(Records from a collection)
= = =
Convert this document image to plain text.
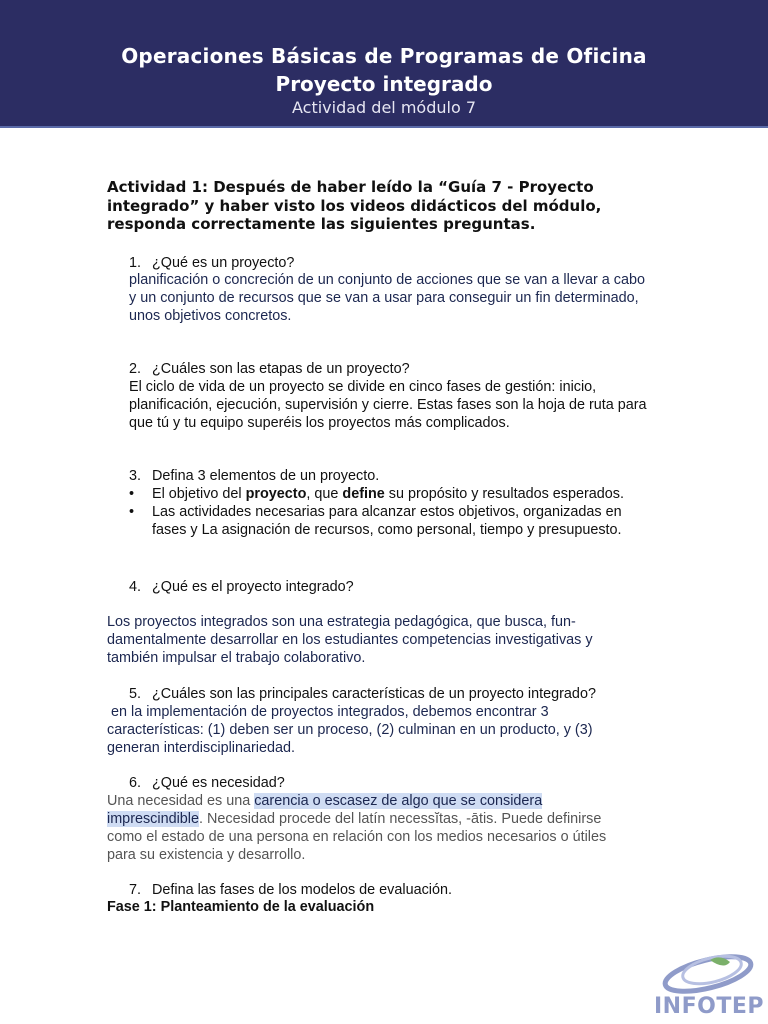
Operaciones Básicas de Programas de Oficina
Proyecto integrado
Actividad del módulo 7

Actividad 1: Después de haber leído la “Guía 7 - Proyecto integrado” y haber visto los videos didácticos del módulo, responda correctamente las siguientes preguntas.

1. ¿Qué es un proyecto?

planificación o concreción de un conjunto de acciones que se van a llevar a cabo y un conjunto de recursos que se van a usar para conseguir un fin determinado, unos objetivos concretos.

2. ¿Cuáles son las etapas de un proyecto?

El ciclo de vida de un proyecto se divide en cinco fases de gestión: inicio, planificación, ejecución, supervisión y cierre. Estas fases son la hoja de ruta para que tú y tu equipo superéis los proyectos más complicados.

3. Defina 3 elementos de un proyecto.
• El objetivo del proyecto, que define su propósito y resultados esperados.
• Las actividades necesarias para alcanzar estos objetivos, organizadas en fases y La asignación de recursos, como personal, tiempo y presupuesto.
4. ¿Qué es el proyecto integrado?
Los proyectos integrados son una estrategia pedagógica, que busca, fun-
damentalmente desarrollar en los estudiantes competencias investigativas y
también impulsar el trabajo colaborativo.
5. ¿Cuáles son las principales características de un proyecto integrado?

en la implementación de proyectos integrados, debemos encontrar 3 características: (1) deben ser un proceso, (2) culminan en un producto, y (3) generan interdisciplinariedad.

6. ¿Qué es necesidad?

Una necesidad es una carencia o escasez de algo que se considera imprescindible. Necesidad procede del latín necessĭtas, -ātis. Puede definirse como el estado de una persona en relación con los medios necesarios o útiles para su existencia y desarrollo.

7. Defina las fases de los modelos de evaluación.
Fase 1: Planteamiento de la evaluación
INFOTEP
= = =
§ **STATED GOAL**: Report the number of lines in the entries above that include the word "integrados" and add nothing to it.

§ **FULL ANSWER**: 2